-- RAW RECORDS --
**********

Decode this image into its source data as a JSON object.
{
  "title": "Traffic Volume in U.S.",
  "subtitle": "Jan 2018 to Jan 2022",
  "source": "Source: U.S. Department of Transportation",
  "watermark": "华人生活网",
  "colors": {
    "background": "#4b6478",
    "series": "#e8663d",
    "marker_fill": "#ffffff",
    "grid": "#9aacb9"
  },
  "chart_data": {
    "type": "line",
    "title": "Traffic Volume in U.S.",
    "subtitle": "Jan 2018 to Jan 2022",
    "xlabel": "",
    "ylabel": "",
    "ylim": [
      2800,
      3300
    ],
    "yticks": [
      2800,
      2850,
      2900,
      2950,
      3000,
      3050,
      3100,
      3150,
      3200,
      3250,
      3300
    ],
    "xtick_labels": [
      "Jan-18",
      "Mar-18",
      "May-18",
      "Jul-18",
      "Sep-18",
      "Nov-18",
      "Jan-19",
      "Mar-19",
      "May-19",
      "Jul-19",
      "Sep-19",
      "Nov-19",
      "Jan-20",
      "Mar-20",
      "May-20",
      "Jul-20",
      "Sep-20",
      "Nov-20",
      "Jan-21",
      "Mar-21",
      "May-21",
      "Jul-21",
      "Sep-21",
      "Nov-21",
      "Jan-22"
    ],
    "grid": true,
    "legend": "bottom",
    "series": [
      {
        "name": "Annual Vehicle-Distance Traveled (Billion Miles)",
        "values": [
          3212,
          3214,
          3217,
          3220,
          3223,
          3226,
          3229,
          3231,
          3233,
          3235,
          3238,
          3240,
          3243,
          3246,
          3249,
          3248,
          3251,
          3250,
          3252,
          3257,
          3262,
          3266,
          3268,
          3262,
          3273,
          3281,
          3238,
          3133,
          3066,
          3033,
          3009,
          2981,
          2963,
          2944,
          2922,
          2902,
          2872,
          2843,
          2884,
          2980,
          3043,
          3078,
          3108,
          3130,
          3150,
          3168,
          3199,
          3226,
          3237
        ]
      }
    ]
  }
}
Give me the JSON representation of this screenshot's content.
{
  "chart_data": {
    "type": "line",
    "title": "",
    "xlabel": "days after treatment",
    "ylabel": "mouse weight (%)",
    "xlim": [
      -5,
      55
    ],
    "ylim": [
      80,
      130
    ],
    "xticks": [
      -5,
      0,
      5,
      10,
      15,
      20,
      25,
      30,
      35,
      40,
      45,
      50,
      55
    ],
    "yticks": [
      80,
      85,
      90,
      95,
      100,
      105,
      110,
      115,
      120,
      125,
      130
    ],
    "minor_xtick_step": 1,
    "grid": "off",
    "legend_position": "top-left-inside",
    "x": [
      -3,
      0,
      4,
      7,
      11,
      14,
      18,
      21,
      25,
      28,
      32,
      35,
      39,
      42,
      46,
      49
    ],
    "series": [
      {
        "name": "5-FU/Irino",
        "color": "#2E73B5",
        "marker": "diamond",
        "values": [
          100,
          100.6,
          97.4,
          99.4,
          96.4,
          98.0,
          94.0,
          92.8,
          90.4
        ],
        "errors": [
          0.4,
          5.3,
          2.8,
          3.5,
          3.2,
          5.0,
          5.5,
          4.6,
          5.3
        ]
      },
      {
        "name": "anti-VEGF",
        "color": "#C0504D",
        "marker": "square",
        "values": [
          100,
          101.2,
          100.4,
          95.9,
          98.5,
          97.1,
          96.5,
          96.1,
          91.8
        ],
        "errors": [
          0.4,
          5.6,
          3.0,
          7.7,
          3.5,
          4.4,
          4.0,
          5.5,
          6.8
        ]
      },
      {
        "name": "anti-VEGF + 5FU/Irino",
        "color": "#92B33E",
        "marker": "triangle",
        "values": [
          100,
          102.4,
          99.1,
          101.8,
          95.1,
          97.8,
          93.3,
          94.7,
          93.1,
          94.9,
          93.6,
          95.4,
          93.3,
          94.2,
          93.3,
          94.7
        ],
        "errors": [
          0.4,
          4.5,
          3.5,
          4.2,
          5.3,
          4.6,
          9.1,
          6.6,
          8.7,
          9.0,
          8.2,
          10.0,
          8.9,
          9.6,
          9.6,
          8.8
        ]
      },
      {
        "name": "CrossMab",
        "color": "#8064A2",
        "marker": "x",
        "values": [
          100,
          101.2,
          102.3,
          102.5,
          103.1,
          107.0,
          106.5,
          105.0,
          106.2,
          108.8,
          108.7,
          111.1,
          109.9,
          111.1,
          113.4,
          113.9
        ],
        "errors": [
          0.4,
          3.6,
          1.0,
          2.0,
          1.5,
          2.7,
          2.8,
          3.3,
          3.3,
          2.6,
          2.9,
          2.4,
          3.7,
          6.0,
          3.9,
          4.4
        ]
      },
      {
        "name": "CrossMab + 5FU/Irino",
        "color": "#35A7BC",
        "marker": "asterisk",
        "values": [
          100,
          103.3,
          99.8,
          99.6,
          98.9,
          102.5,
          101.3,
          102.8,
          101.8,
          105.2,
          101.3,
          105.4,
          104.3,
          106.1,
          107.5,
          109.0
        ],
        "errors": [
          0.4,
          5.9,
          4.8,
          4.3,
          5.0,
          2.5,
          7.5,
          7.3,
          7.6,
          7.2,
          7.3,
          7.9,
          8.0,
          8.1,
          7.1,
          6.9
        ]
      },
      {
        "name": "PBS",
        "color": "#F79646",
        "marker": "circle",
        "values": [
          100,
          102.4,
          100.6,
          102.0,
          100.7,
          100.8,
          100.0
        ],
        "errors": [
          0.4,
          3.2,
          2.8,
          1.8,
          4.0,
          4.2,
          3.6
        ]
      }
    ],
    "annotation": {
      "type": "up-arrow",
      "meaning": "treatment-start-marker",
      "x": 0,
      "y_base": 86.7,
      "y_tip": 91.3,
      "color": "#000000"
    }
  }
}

**********

Transcribe the records above exactly as they appear.

-- TASK ANSWER --
Decode this image into its source data as a JSON object.
{
  "title": "Traffic Volume in U.S.",
  "subtitle": "Jan 2018 to Jan 2022",
  "source": "Source: U.S. Department of Transportation",
  "watermark": "华人生活网",
  "colors": {
    "background": "#4b6478",
    "series": "#e8663d",
    "marker_fill": "#ffffff",
    "grid": "#9aacb9"
  },
  "chart_data": {
    "type": "line",
    "title": "Traffic Volume in U.S.",
    "subtitle": "Jan 2018 to Jan 2022",
    "xlabel": "",
    "ylabel": "",
    "ylim": [
      2800,
      3300
    ],
    "yticks": [
      2800,
      2850,
      2900,
      2950,
      3000,
      3050,
      3100,
      3150,
      3200,
      3250,
      3300
    ],
    "xtick_labels": [
      "Jan-18",
      "Mar-18",
      "May-18",
      "Jul-18",
      "Sep-18",
      "Nov-18",
      "Jan-19",
      "Mar-19",
      "May-19",
      "Jul-19",
      "Sep-19",
      "Nov-19",
      "Jan-20",
      "Mar-20",
      "May-20",
      "Jul-20",
      "Sep-20",
      "Nov-20",
      "Jan-21",
      "Mar-21",
      "May-21",
      "Jul-21",
      "Sep-21",
      "Nov-21",
      "Jan-22"
    ],
    "grid": true,
    "legend": "bottom",
    "series": [
      {
        "name": "Annual Vehicle-Distance Traveled (Billion Miles)",
        "values": [
          3212,
          3214,
          3217,
          3220,
          3223,
          3226,
          3229,
          3231,
          3233,
          3235,
          3238,
          3240,
          3243,
          3246,
          3249,
          3248,
          3251,
          3250,
          3252,
          3257,
          3262,
          3266,
          3268,
          3262,
          3273,
          3281,
          3238,
          3133,
          3066,
          3033,
          3009,
          2981,
          2963,
          2944,
          2922,
          2902,
          2872,
          2843,
          2884,
          2980,
          3043,
          3078,
          3108,
          3130,
          3150,
          3168,
          3199,
          3226,
          3237
        ]
      }
    ]
  }
}
Give me the JSON representation of this screenshot's content.
{
  "chart_data": {
    "type": "line",
    "title": "",
    "xlabel": "days after treatment",
    "ylabel": "mouse weight (%)",
    "xlim": [
      -5,
      55
    ],
    "ylim": [
      80,
      130
    ],
    "xticks": [
      -5,
      0,
      5,
      10,
      15,
      20,
      25,
      30,
      35,
      40,
      45,
      50,
      55
    ],
    "yticks": [
      80,
      85,
      90,
      95,
      100,
      105,
      110,
      115,
      120,
      125,
      130
    ],
    "minor_xtick_step": 1,
    "grid": "off",
    "legend_position": "top-left-inside",
    "x": [
      -3,
      0,
      4,
      7,
      11,
      14,
      18,
      21,
      25,
      28,
      32,
      35,
      39,
      42,
      46,
      49
    ],
    "series": [
      {
        "name": "5-FU/Irino",
        "color": "#2E73B5",
        "marker": "diamond",
        "values": [
          100,
          100.6,
          97.4,
          99.4,
          96.4,
          98.0,
          94.0,
          92.8,
          90.4
        ],
        "errors": [
          0.4,
          5.3,
          2.8,
          3.5,
          3.2,
          5.0,
          5.5,
          4.6,
          5.3
        ]
      },
      {
        "name": "anti-VEGF",
        "color": "#C0504D",
        "marker": "square",
        "values": [
          100,
          101.2,
          100.4,
          95.9,
          98.5,
          97.1,
          96.5,
          96.1,
          91.8
        ],
        "errors": [
          0.4,
          5.6,
          3.0,
          7.7,
          3.5,
          4.4,
          4.0,
          5.5,
          6.8
        ]
      },
      {
        "name": "anti-VEGF + 5FU/Irino",
        "color": "#92B33E",
        "marker": "triangle",
        "values": [
          100,
          102.4,
          99.1,
          101.8,
          95.1,
          97.8,
          93.3,
          94.7,
          93.1,
          94.9,
          93.6,
          95.4,
          93.3,
          94.2,
          93.3,
          94.7
        ],
        "errors": [
          0.4,
          4.5,
          3.5,
          4.2,
          5.3,
          4.6,
          9.1,
          6.6,
          8.7,
          9.0,
          8.2,
          10.0,
          8.9,
          9.6,
          9.6,
          8.8
        ]
      },
      {
        "name": "CrossMab",
        "color": "#8064A2",
        "marker": "x",
        "values": [
          100,
          101.2,
          102.3,
          102.5,
          103.1,
          107.0,
          106.5,
          105.0,
          106.2,
          108.8,
          108.7,
          111.1,
          109.9,
          111.1,
          113.4,
          113.9
        ],
        "errors": [
          0.4,
          3.6,
          1.0,
          2.0,
          1.5,
          2.7,
          2.8,
          3.3,
          3.3,
          2.6,
          2.9,
          2.4,
          3.7,
          6.0,
          3.9,
          4.4
        ]
      },
      {
        "name": "CrossMab + 5FU/Irino",
        "color": "#35A7BC",
        "marker": "asterisk",
        "values": [
          100,
          103.3,
          99.8,
          99.6,
          98.9,
          102.5,
          101.3,
          102.8,
          101.8,
          105.2,
          101.3,
          105.4,
          104.3,
          106.1,
          107.5,
          109.0
        ],
        "errors": [
          0.4,
          5.9,
          4.8,
          4.3,
          5.0,
          2.5,
          7.5,
          7.3,
          7.6,
          7.2,
          7.3,
          7.9,
          8.0,
          8.1,
          7.1,
          6.9
        ]
      },
      {
        "name": "PBS",
        "color": "#F79646",
        "marker": "circle",
        "values": [
          100,
          102.4,
          100.6,
          102.0,
          100.7,
          100.8,
          100.0
        ],
        "errors": [
          0.4,
          3.2,
          2.8,
          1.8,
          4.0,
          4.2,
          3.6
        ]
      }
    ],
    "annotation": {
      "type": "up-arrow",
      "meaning": "treatment-start-marker",
      "x": 0,
      "y_base": 86.7,
      "y_tip": 91.3,
      "color": "#000000"
    }
  }
}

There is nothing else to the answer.